::: EXTRAIT DE PAGE

Depuis que Liberty Media a acquis 84% des parts de Dorna Sports, promoteur du MotoGP, certains puristes redoutent une transformation de la catégorie allant vers un modèle proche de celui de la F1, dont le groupe américain détient également les droits commerciaux.

Deux inquiétudes majeures sont alors nées. La première concerne une transformation du modèle actuel, pour plus de courses au détriment des circuits historiques, ou pour transformer les pilotes en ‘influenceurs’. Des critiques souvent faites aux dirigeants actuels de la F1. La deuxième porte plutôt sur la minimisation de l’importance que l’on souhaite accorder au Moto2 et au Moto3, au détriment du patrimoine du sport.

Liberty Media, la recette miracle ?

::::::
::: DONNÉES FOURNIES

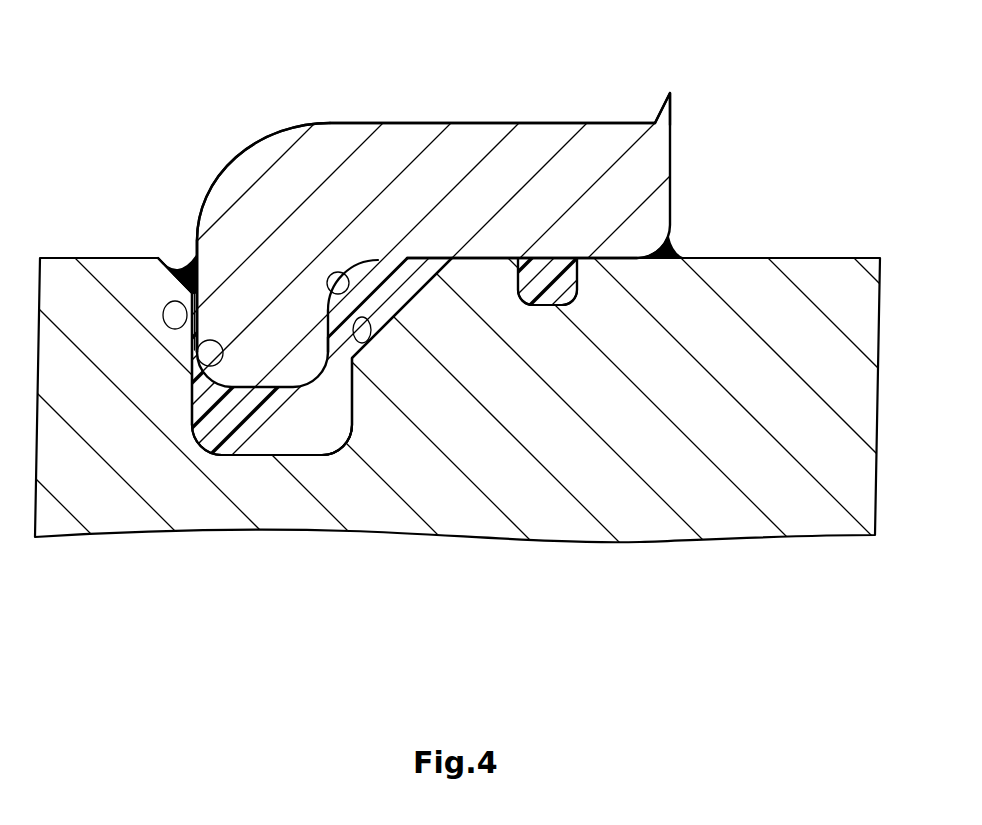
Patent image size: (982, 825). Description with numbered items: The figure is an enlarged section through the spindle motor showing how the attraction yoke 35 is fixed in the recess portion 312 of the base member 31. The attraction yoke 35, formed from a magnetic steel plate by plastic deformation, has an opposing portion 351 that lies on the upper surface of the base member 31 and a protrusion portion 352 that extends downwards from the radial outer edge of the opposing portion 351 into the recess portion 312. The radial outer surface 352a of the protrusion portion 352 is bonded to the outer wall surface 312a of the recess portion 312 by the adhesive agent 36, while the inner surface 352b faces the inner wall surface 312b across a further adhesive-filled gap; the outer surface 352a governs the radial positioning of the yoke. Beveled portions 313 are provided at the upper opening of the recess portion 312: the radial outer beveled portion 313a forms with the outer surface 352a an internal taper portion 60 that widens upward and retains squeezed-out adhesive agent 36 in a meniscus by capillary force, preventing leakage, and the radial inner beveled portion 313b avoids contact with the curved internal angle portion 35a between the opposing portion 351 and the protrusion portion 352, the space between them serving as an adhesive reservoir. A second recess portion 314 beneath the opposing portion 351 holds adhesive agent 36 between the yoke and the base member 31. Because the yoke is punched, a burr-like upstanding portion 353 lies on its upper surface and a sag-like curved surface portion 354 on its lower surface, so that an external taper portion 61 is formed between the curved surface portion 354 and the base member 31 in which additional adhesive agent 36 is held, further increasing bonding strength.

The base member 31 is at (668, 527).
The attraction yoke 35 is at (552, 63).
The opposing portion 351 is at (538, 135).
The protrusion portion 352 is at (288, 310).
The radial outer surface 352a is at (197, 310).
The inner surface 352b is at (328, 343).
The upstanding portion 353 is at (665, 102).
The curved surface portion 354 is at (652, 262).
The internal angle portion 35a is at (380, 268).
The adhesive agent 36 is at (222, 455).
The recess portion 312 is at (297, 435).
The outer wall surface 312a is at (192, 370).
The inner wall surface 312b is at (353, 408).
The beveled portions 313 is at (167, 252).
The radial outer beveled portion 313a is at (193, 325).
The radial inner beveled portion 313b is at (420, 283).
The second recess portion 314 is at (555, 280).
The internal taper portion 60 is at (180, 257).
The external taper portion 61 is at (687, 240).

::::::

## [CONSIGNE 1]
D'après l'extrait sur le MotoGP, quelle part de Dorna Sports Liberty Media a-t-il acquise ?
## [CONSIGNE 2]
Poursuivez l'extrait sur le rachat du MotoGP par Liberty Media après son dernier intertitre.
Les items n'ont aucun rôle à jouer ici.

## [RÉPONSE RÉDIGÉE 1]
Liberty Media a acquis 84 % des parts de Dorna Sports.

## [RÉPONSE RÉDIGÉE 2]
Le premier argument semble en réalité revêtir peu de validité. Certains redoutent l’augmentation du nombre de courses en MotoGP, mais la discipline a déjà connu de nombreuses évolutions à ce sujet avant son rachat. Le calendrier est ainsi passé de 19 courses avant la crise sanitaire de 2020, à 22 week-ends prévus en 2024 et 2025. Une augmentation jumelée à l’introduction d’un nouveau format – début 2023 – qui voit chaque week-end de Grand Prix accueillir une course Sprint.

À noter également que des avancées positives ont déjà été observées sur ce front. En 2023, le MotoGP avait enchaîné sept Grands Prix en neuf semaines, puis six en sept semaines en 2024. La saison 2025 marque une rupture avec ce rythme effréné : pas plus de deux week-ends consécutifs de course au calendrier. À l’inverse, la Formule 1 poursuit sa cadence soutenue, avec trois Grands Prix d’affilée en fin de saison 2025. Autre dossier que Liberty Media explorera sans doute rapidement : le marché américain. La Formule 1 délaisse effectivement certains circuits historiques pour faire place à de nouveaux tracés outre-Atlantique.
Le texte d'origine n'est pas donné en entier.